• [TASK TO COMPLETE] Please pull out every line that includes the string "mustahkamlash".

* START TASK DATA *

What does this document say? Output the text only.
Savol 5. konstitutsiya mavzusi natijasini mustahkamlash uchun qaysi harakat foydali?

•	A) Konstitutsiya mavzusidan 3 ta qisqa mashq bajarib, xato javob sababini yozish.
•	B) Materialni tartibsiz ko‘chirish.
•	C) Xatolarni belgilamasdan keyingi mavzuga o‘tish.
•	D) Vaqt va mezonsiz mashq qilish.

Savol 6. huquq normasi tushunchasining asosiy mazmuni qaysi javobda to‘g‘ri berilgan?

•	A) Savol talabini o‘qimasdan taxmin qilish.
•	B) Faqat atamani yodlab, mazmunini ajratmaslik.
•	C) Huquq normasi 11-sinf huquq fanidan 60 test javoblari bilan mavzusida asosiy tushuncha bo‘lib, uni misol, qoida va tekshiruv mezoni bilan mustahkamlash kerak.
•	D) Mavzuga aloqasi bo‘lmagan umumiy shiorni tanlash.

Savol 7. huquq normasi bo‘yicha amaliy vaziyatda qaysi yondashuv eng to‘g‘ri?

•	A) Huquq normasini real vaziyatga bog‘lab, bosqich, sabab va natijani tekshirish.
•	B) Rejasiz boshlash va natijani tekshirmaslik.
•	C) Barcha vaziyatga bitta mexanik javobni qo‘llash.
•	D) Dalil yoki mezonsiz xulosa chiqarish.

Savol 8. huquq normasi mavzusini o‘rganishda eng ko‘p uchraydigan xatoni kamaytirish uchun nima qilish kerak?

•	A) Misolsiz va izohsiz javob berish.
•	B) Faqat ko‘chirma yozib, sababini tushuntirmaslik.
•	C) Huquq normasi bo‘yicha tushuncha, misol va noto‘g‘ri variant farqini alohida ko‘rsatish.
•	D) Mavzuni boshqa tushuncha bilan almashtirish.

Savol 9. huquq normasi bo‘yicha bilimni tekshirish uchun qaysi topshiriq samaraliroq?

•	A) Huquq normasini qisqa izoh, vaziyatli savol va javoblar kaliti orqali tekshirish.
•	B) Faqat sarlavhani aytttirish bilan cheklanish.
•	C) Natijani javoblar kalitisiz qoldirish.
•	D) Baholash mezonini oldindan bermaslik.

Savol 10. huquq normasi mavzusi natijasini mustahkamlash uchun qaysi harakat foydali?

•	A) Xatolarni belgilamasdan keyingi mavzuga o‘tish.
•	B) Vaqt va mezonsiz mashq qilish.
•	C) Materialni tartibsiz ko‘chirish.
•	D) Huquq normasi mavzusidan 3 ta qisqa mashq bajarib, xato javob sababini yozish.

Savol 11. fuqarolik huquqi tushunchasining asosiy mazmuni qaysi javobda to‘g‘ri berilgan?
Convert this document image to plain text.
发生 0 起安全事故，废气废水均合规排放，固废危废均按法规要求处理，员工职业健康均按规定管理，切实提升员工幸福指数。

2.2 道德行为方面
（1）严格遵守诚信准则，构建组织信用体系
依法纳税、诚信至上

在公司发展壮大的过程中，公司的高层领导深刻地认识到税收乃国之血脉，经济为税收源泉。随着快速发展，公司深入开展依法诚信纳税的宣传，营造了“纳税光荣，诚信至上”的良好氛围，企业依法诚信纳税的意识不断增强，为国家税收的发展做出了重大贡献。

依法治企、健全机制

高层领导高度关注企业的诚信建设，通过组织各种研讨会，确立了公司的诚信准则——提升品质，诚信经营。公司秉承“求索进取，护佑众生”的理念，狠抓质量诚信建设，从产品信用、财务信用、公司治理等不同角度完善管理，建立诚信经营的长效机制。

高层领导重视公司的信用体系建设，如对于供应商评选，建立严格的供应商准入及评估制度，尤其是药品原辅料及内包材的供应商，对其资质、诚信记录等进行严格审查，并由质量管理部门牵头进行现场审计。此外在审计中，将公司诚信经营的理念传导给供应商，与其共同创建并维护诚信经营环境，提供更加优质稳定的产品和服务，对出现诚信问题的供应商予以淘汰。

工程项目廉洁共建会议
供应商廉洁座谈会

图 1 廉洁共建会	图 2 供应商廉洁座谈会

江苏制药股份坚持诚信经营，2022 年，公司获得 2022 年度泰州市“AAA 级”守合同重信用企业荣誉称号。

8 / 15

* END TASK DATA *

• [TASK SOLUTION]
Savol 5. konstitutsiya mavzusi natijasini mustahkamlash uchun qaysi harakat foydali?
•	C) Huquq normasi 11-sinf huquq fanidan 60 test javoblari bilan mavzusida asosiy tushuncha bo‘lib, uni misol, qoida va tekshiruv mezoni bilan mustahkamlash kerak.
Savol 10. huquq normasi mavzusi natijasini mustahkamlash uchun qaysi harakat foydali?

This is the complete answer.